## Task brief
Scan the entries and tally the lines that include the string "Display". Reply with the figure alone.
#### Entries supplied
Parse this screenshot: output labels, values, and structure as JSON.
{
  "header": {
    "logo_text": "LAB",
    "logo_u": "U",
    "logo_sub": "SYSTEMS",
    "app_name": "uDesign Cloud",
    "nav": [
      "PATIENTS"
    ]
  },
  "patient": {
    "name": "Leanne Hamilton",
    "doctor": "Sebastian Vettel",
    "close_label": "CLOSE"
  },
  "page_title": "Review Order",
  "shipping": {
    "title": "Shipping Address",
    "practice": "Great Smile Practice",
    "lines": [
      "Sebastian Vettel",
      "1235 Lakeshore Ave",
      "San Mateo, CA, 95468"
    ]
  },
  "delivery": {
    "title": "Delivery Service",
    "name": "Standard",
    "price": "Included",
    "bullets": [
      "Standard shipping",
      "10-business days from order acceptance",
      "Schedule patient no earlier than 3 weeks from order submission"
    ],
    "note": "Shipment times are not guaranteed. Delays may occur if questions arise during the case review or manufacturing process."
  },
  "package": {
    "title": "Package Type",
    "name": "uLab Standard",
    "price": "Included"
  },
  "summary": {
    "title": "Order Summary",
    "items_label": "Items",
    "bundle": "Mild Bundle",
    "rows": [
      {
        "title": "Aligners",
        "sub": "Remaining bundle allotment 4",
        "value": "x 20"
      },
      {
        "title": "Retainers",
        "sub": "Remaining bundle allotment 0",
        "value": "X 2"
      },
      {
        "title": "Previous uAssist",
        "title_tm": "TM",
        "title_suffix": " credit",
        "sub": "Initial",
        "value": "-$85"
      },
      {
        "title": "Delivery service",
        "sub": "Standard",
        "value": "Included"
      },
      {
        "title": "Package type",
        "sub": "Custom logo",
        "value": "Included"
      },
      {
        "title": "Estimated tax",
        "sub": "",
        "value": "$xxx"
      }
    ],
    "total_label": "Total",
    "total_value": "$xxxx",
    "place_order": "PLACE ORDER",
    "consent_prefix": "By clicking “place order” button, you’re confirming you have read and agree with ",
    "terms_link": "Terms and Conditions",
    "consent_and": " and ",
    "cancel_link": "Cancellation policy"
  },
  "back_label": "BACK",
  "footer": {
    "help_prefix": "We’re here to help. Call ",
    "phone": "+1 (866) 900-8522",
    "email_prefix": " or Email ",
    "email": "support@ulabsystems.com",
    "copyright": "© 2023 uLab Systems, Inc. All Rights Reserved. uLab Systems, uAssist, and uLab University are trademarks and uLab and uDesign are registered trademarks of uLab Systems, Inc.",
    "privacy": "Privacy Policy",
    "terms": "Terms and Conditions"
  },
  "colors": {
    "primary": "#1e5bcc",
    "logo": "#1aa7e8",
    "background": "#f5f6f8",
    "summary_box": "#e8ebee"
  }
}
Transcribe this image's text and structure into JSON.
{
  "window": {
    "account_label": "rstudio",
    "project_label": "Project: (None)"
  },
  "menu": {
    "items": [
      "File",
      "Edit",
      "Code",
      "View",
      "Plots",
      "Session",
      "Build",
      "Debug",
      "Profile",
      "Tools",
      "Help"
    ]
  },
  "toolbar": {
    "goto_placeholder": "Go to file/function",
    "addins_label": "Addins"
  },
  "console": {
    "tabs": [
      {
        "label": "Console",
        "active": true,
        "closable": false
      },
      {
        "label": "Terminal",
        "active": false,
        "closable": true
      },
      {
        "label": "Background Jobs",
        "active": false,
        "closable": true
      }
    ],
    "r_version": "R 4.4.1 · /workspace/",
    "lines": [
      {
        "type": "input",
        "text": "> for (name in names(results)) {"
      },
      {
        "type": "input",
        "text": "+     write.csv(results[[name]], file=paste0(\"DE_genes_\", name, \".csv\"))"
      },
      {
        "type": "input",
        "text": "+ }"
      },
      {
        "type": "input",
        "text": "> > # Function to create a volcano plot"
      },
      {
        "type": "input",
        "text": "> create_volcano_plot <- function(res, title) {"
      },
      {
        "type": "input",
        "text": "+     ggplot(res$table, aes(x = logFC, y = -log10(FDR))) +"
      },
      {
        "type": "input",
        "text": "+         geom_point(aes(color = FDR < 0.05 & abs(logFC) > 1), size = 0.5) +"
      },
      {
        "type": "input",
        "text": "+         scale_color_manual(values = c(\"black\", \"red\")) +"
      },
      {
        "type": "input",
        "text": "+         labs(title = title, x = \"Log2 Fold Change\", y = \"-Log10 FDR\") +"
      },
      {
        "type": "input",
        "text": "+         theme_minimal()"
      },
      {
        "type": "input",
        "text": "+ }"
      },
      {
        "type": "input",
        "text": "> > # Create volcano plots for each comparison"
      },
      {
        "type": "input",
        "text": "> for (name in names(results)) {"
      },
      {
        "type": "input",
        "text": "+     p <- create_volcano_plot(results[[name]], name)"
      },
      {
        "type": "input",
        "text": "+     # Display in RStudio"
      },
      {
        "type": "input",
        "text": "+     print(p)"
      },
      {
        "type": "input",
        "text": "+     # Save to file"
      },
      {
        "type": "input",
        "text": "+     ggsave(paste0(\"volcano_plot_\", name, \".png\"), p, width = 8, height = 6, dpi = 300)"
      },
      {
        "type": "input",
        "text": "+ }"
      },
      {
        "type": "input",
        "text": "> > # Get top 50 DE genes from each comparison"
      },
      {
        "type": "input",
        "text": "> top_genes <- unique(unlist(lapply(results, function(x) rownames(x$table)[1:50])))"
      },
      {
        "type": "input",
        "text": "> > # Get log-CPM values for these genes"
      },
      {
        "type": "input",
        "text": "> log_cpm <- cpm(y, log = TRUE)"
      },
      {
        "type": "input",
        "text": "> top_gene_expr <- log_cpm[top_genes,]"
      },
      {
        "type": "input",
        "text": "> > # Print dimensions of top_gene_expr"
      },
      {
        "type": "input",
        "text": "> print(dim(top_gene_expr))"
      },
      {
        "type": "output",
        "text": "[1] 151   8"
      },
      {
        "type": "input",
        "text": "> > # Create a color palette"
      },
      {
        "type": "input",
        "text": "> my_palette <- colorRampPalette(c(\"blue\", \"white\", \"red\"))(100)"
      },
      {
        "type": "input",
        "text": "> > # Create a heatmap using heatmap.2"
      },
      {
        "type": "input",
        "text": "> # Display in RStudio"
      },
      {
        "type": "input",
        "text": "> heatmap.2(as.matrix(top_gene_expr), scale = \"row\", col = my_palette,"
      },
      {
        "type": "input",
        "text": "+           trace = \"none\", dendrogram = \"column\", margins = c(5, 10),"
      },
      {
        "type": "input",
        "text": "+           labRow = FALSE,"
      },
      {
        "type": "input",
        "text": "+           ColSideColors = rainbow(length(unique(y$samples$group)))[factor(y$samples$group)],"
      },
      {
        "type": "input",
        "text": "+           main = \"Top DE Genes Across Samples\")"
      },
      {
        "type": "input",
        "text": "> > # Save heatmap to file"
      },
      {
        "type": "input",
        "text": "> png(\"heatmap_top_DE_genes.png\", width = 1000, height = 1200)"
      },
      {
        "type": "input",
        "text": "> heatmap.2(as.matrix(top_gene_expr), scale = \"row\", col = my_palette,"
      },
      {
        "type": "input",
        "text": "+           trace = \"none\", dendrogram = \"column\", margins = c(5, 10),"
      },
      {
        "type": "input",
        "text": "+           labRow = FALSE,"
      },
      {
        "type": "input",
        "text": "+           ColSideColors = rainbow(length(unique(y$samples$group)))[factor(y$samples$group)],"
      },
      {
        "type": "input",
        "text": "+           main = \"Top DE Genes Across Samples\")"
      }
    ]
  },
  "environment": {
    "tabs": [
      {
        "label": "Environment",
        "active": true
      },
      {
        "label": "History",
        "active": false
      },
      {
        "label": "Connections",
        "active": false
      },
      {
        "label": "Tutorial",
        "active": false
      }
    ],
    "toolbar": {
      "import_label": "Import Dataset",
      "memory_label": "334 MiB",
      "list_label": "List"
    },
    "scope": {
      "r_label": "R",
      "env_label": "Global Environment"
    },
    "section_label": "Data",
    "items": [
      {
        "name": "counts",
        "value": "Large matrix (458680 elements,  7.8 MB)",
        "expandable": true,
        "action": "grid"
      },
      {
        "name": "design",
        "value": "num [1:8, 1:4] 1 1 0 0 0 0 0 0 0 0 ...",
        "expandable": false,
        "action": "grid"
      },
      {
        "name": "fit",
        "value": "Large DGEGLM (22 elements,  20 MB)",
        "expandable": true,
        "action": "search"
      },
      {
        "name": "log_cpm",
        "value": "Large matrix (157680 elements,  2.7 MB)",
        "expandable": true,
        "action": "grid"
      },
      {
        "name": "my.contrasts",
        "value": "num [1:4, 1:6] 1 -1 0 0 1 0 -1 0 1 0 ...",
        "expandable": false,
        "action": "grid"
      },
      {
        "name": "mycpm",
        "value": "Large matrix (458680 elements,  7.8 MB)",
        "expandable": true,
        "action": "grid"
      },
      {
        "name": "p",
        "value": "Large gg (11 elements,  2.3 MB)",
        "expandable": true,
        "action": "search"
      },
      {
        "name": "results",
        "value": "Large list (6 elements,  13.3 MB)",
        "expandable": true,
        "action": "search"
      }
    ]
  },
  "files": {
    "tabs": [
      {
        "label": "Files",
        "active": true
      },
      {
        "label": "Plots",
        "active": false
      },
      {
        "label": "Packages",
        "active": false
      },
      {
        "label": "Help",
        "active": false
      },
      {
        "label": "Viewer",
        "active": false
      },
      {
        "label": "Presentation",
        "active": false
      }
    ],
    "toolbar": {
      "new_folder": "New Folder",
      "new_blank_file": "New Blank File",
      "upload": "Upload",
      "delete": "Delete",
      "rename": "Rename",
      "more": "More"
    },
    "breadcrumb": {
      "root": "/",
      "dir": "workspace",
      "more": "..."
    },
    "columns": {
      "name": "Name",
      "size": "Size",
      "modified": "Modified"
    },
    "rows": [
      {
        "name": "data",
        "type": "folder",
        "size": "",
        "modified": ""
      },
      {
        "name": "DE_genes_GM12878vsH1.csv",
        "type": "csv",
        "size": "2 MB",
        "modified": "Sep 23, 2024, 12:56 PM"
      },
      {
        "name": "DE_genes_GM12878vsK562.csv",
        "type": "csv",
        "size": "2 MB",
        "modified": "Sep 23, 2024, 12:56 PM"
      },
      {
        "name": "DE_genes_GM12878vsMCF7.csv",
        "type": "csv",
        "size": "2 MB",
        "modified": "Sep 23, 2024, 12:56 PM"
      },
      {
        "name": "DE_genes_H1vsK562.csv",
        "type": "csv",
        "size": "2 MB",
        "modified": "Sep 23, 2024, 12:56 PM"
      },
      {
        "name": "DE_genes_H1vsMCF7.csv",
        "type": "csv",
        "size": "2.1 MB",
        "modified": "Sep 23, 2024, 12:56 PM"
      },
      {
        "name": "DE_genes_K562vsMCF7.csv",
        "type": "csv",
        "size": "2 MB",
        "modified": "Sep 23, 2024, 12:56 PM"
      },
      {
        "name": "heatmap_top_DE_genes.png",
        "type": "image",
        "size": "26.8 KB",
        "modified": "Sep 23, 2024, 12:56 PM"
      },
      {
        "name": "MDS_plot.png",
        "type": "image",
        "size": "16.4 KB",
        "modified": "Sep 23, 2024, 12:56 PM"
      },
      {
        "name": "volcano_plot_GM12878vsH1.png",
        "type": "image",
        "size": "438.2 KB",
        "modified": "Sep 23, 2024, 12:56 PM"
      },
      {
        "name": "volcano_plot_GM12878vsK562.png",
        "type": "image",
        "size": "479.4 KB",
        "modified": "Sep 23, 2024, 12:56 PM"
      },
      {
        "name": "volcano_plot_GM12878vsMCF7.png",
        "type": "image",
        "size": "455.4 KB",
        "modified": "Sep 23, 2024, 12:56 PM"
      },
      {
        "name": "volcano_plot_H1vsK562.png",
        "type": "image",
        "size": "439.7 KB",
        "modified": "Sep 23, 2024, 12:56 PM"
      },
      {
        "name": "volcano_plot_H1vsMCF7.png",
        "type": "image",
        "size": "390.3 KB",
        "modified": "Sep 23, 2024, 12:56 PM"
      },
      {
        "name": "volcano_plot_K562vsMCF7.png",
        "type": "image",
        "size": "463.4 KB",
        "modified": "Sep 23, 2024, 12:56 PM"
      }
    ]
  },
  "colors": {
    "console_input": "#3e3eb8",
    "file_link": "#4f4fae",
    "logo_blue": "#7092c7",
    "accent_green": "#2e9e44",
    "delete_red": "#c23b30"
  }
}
########
## Solution
2